**SUPPLIED RECORDS**:

———

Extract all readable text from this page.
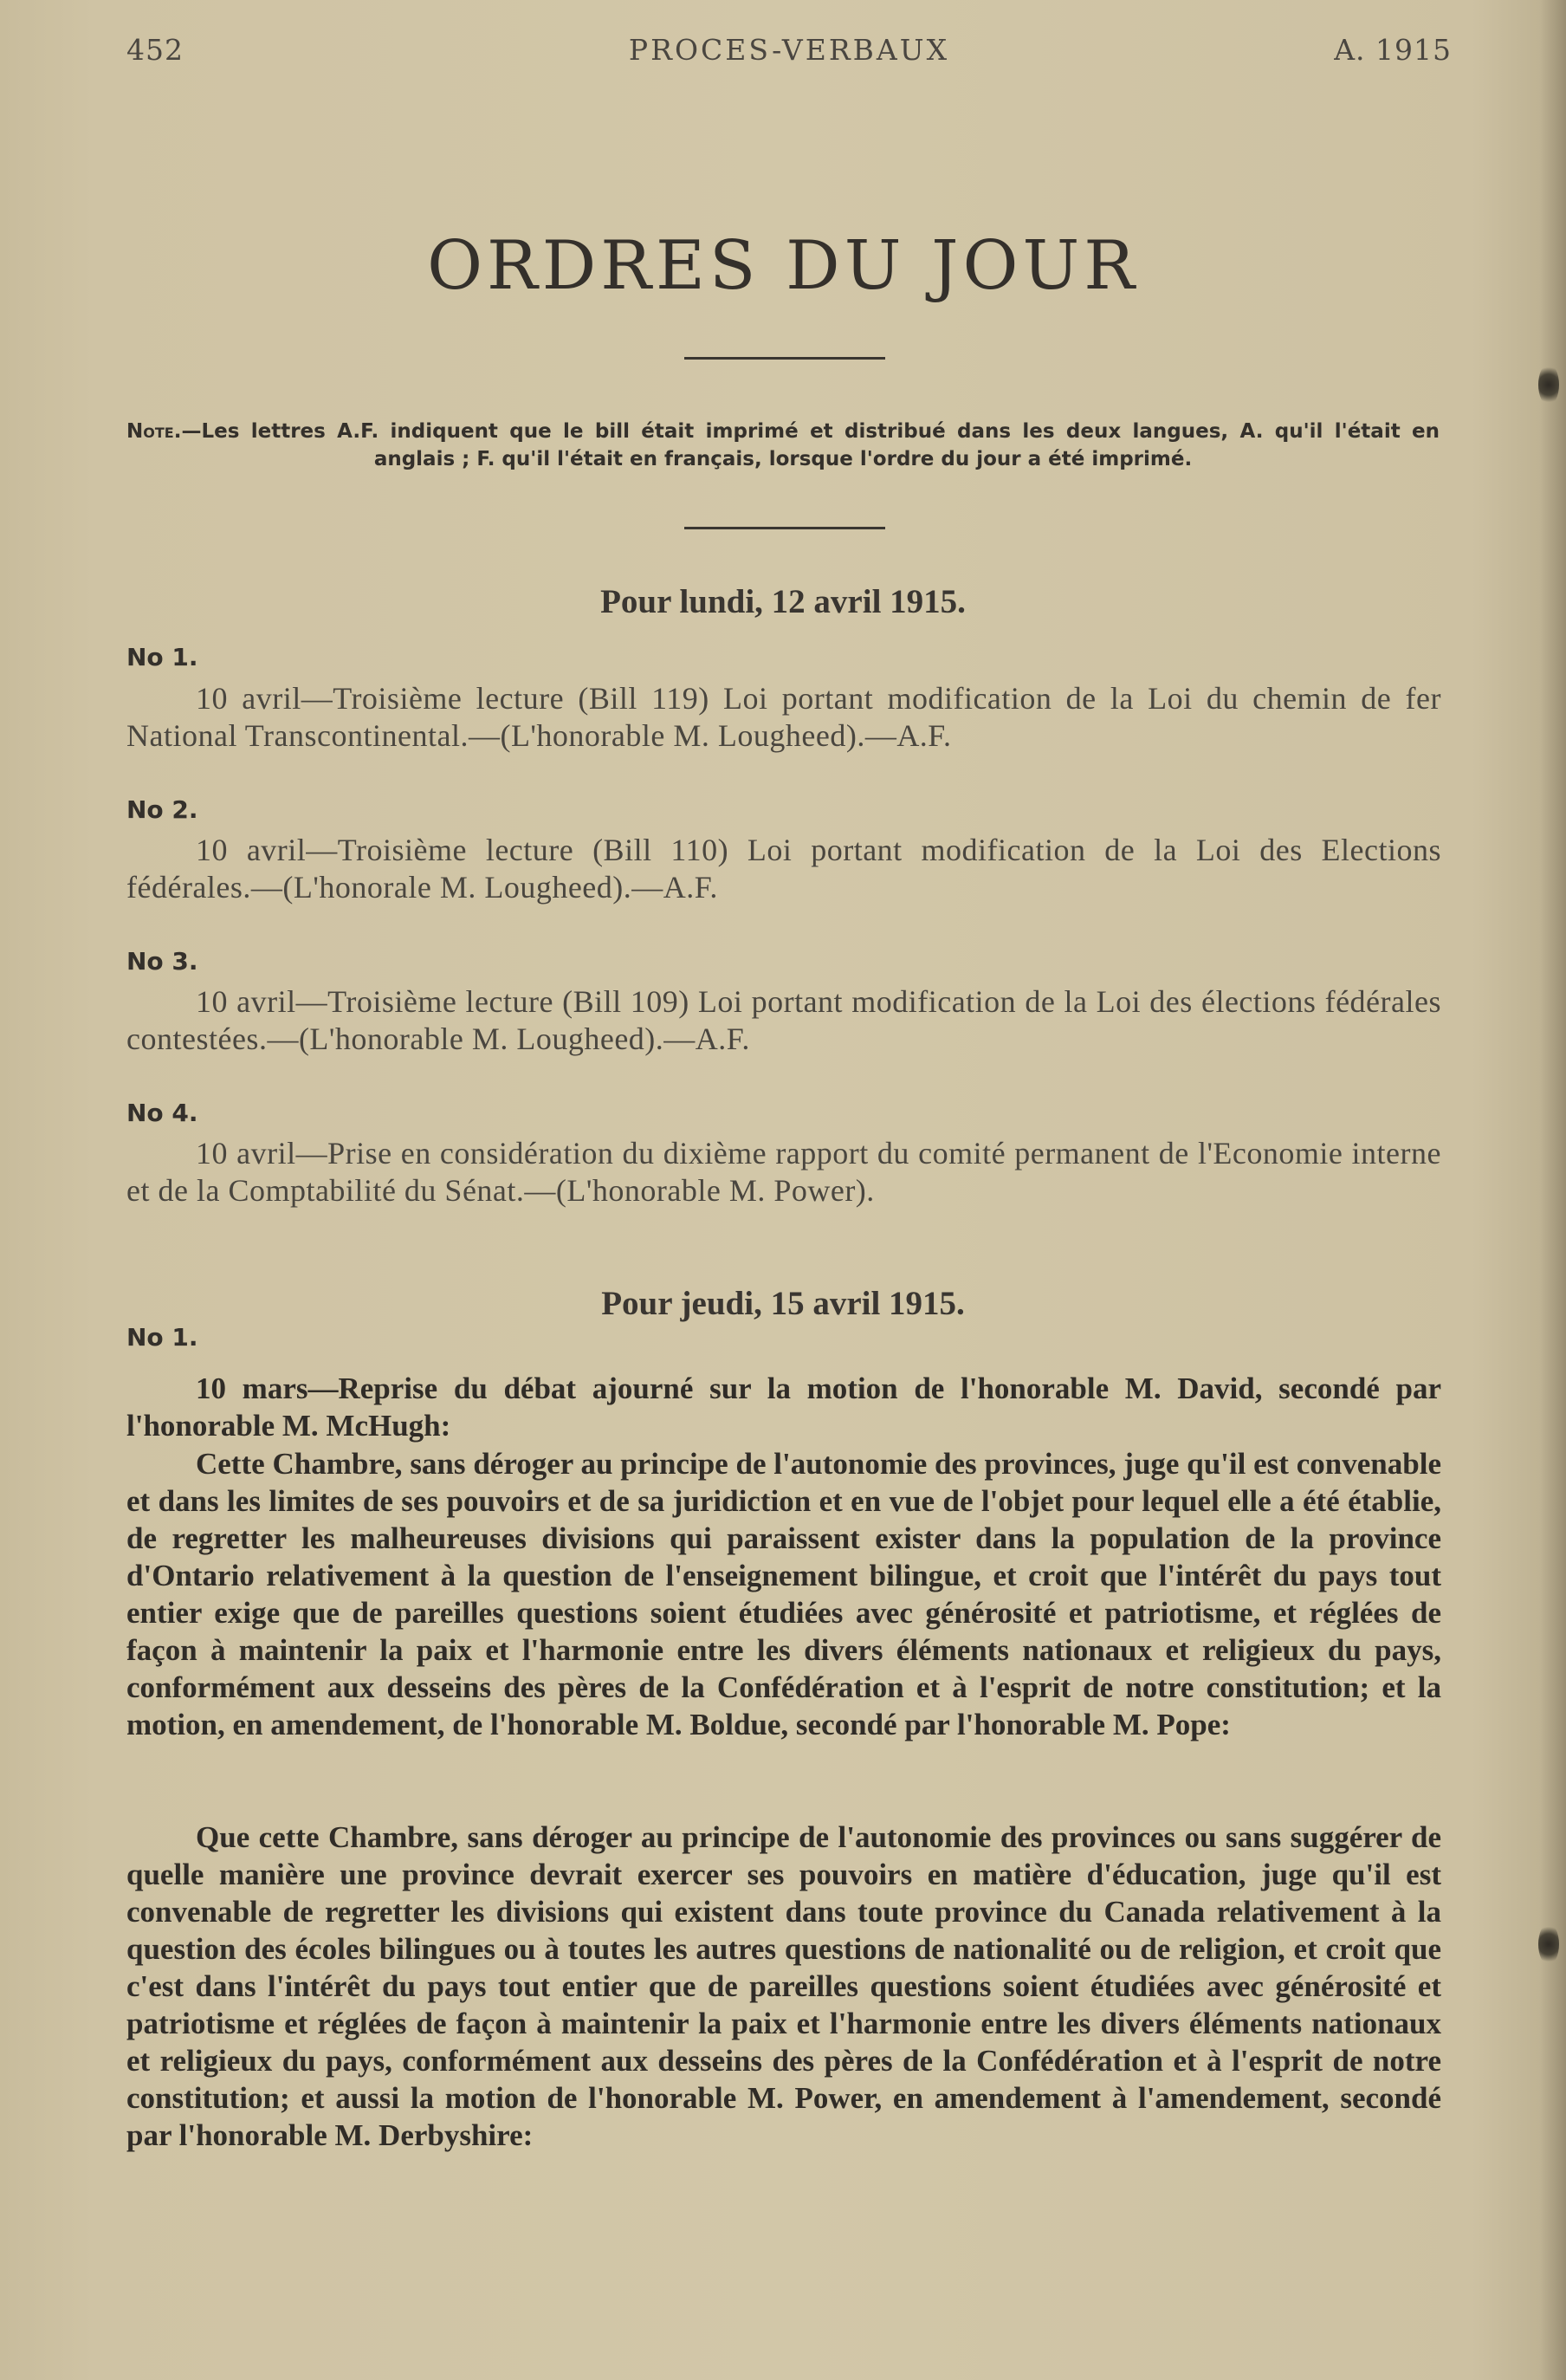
452	PROCES-VERBAUX	A. 1915
ORDRES DU JOUR
Note.—Les lettres A.F. indiquent que le bill était imprimé et distribué dans les deux langues, A. qu'il l'était en anglais ; F. qu'il l'était en français, lorsque l'ordre du jour a été imprimé.
Pour lundi, 12 avril 1915.
No 1.
10 avril—Troisième lecture (Bill 119) Loi portant modification de la Loi du chemin de fer National Transcontinental.—(L'honorable M. Lougheed).—A.F.
No 2.
10 avril—Troisième lecture (Bill 110) Loi portant modification de la Loi des Elections fédérales.—(L'honorale M. Lougheed).—A.F.
No 3.
10 avril—Troisième lecture (Bill 109) Loi portant modification de la Loi des élections fédérales contestées.—(L'honorable M. Lougheed).—A.F.
No 4.
10 avril—Prise en considération du dixième rapport du comité permanent de l'Economie interne et de la Comptabilité du Sénat.—(L'honorable M. Power).
Pour jeudi, 15 avril 1915.
No 1.
10 mars—Reprise du débat ajourné sur la motion de l'honorable M. David, secondé par l'honorable M. McHugh:
Cette Chambre, sans déroger au principe de l'autonomie des provinces, juge qu'il est convenable et dans les limites de ses pouvoirs et de sa juridiction et en vue de l'objet pour lequel elle a été établie, de regretter les malheureuses divisions qui paraissent exister dans la population de la province d'Ontario relativement à la question de l'enseignement bilingue, et croit que l'intérêt du pays tout entier exige que de pareilles questions soient étudiées avec générosité et patriotisme, et réglées de façon à maintenir la paix et l'harmonie entre les divers éléments nationaux et religieux du pays, conformément aux desseins des pères de la Confédération et à l'esprit de notre constitution; et la motion, en amendement, de l'honorable M. Boldue, secondé par l'honorable M. Pope:
Que cette Chambre, sans déroger au principe de l'autonomie des provinces ou sans suggérer de quelle manière une province devrait exercer ses pouvoirs en matière d'éducation, juge qu'il est convenable de regretter les divisions qui existent dans toute province du Canada relativement à la question des écoles bilingues ou à toutes les autres questions de nationalité ou de religion, et croit que c'est dans l'intérêt du pays tout entier que de pareilles questions soient étudiées avec générosité et patriotisme et réglées de façon à maintenir la paix et l'harmonie entre les divers éléments nationaux et religieux du pays, conformément aux desseins des pères de la Confédération et à l'esprit de notre constitution; et aussi la motion de l'honorable M. Power, en amendement à l'amendement, secondé par l'honorable M. Derbyshire:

———

All of the lines above should be printed exactly, minus the pictures.

Extract all readable text from this page.
452	PROCES-VERBAUX	A. 1915
ORDRES DU JOUR
Note.—Les lettres A.F. indiquent que le bill était imprimé et distribué dans les deux langues, A. qu'il l'était en anglais ; F. qu'il l'était en français, lorsque l'ordre du jour a été imprimé.
Pour lundi, 12 avril 1915.
No 1.
10 avril—Troisième lecture (Bill 119) Loi portant modification de la Loi du chemin de fer National Transcontinental.—(L'honorable M. Lougheed).—A.F.
No 2.
10 avril—Troisième lecture (Bill 110) Loi portant modification de la Loi des Elections fédérales.—(L'honorale M. Lougheed).—A.F.
No 3.
10 avril—Troisième lecture (Bill 109) Loi portant modification de la Loi des élections fédérales contestées.—(L'honorable M. Lougheed).—A.F.
No 4.
10 avril—Prise en considération du dixième rapport du comité permanent de l'Economie interne et de la Comptabilité du Sénat.—(L'honorable M. Power).
Pour jeudi, 15 avril 1915.
No 1.
10 mars—Reprise du débat ajourné sur la motion de l'honorable M. David, secondé par l'honorable M. McHugh:
Cette Chambre, sans déroger au principe de l'autonomie des provinces, juge qu'il est convenable et dans les limites de ses pouvoirs et de sa juridiction et en vue de l'objet pour lequel elle a été établie, de regretter les malheureuses divisions qui paraissent exister dans la population de la province d'Ontario relativement à la question de l'enseignement bilingue, et croit que l'intérêt du pays tout entier exige que de pareilles questions soient étudiées avec générosité et patriotisme, et réglées de façon à maintenir la paix et l'harmonie entre les divers éléments nationaux et religieux du pays, conformément aux desseins des pères de la Confédération et à l'esprit de notre constitution; et la motion, en amendement, de l'honorable M. Boldue, secondé par l'honorable M. Pope:
Que cette Chambre, sans déroger au principe de l'autonomie des provinces ou sans suggérer de quelle manière une province devrait exercer ses pouvoirs en matière d'éducation, juge qu'il est convenable de regretter les divisions qui existent dans toute province du Canada relativement à la question des écoles bilingues ou à toutes les autres questions de nationalité ou de religion, et croit que c'est dans l'intérêt du pays tout entier que de pareilles questions soient étudiées avec générosité et patriotisme et réglées de façon à maintenir la paix et l'harmonie entre les divers éléments nationaux et religieux du pays, conformément aux desseins des pères de la Confédération et à l'esprit de notre constitution; et aussi la motion de l'honorable M. Power, en amendement à l'amendement, secondé par l'honorable M. Derbyshire:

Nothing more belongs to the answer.